> _Required task_:
Collect each line of the records containing the string "如图所示".

> _Available data_:
━━━━━━━━━━━━━━━━

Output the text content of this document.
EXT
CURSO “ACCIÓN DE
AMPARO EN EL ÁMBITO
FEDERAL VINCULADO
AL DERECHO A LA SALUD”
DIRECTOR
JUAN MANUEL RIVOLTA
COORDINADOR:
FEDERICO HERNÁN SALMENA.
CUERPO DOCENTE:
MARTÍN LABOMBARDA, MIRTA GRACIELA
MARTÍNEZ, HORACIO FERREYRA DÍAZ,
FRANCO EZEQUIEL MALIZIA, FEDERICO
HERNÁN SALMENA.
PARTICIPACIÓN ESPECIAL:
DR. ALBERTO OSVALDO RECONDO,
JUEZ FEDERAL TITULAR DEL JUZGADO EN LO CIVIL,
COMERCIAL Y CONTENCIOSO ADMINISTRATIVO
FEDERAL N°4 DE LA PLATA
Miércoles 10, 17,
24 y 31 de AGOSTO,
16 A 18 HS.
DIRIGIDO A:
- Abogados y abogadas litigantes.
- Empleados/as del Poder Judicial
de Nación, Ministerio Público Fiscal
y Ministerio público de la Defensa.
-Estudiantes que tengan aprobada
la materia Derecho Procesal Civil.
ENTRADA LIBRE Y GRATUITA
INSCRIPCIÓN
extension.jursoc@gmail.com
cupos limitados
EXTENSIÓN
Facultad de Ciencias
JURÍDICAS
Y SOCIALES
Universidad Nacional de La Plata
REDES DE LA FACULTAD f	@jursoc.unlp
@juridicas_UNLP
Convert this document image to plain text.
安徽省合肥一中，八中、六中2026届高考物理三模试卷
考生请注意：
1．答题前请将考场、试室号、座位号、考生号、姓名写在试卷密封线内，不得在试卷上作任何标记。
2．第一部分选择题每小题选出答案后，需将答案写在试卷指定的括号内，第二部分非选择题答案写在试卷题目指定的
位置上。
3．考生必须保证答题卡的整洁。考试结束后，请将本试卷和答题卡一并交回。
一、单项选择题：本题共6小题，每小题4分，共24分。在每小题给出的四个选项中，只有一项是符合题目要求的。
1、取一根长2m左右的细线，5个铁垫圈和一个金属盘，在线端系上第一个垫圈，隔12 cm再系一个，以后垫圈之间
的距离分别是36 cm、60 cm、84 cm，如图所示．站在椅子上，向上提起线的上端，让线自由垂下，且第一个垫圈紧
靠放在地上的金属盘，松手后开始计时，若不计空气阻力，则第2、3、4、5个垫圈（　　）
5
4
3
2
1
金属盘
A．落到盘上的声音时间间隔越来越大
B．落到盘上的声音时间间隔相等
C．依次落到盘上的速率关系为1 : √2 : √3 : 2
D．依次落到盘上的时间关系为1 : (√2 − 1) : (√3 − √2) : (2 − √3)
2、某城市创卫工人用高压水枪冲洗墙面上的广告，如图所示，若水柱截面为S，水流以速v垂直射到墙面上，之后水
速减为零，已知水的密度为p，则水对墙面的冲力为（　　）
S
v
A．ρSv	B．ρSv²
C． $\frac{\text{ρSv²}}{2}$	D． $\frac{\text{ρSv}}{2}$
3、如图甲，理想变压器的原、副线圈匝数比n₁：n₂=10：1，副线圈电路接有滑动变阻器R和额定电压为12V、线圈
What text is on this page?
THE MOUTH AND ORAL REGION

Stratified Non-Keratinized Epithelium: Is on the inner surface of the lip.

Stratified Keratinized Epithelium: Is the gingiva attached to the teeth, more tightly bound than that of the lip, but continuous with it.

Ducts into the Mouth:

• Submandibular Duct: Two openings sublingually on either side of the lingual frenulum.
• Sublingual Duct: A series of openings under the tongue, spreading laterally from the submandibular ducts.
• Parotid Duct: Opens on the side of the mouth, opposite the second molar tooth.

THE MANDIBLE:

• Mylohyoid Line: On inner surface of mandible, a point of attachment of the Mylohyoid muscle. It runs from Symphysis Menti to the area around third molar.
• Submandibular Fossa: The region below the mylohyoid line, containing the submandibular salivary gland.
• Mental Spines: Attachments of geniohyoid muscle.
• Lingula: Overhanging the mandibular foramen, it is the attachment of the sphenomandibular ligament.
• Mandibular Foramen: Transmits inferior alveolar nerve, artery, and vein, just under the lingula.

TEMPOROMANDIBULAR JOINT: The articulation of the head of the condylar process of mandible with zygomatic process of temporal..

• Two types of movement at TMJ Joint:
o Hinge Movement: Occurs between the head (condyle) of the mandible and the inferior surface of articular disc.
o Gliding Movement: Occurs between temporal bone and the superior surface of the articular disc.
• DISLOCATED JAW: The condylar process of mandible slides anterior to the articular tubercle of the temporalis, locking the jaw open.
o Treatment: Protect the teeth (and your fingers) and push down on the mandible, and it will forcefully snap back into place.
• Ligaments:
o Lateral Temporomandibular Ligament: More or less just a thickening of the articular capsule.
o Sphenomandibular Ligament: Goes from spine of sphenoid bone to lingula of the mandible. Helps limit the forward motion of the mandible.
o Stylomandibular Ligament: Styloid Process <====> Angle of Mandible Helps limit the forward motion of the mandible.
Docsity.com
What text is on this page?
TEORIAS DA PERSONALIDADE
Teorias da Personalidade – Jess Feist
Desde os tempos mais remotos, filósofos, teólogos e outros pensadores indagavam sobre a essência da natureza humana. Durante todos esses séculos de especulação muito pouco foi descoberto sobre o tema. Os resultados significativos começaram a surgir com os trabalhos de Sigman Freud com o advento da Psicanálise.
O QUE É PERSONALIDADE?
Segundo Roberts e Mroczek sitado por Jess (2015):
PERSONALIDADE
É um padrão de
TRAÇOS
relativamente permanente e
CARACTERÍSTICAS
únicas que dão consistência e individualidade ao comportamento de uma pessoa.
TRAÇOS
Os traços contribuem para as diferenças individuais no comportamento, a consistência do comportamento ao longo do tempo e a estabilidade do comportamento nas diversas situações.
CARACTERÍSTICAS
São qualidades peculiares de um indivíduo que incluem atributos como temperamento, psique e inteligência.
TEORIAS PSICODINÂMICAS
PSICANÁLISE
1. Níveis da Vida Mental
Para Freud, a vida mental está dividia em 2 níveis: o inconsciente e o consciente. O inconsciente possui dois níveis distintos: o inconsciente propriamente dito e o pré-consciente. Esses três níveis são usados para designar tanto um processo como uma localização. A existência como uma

━━━━━━━━━━━━━━━━

> _Written solution_:
的距离分别是36 cm、60 cm、84 cm，如图所示．站在椅子上，向上提起线的上端，让线自由垂下，且第一个垫圈紧
2、某城市创卫工人用高压水枪冲洗墙面上的广告，如图所示，若水柱截面为S，水流以速v垂直射到墙面上，之后水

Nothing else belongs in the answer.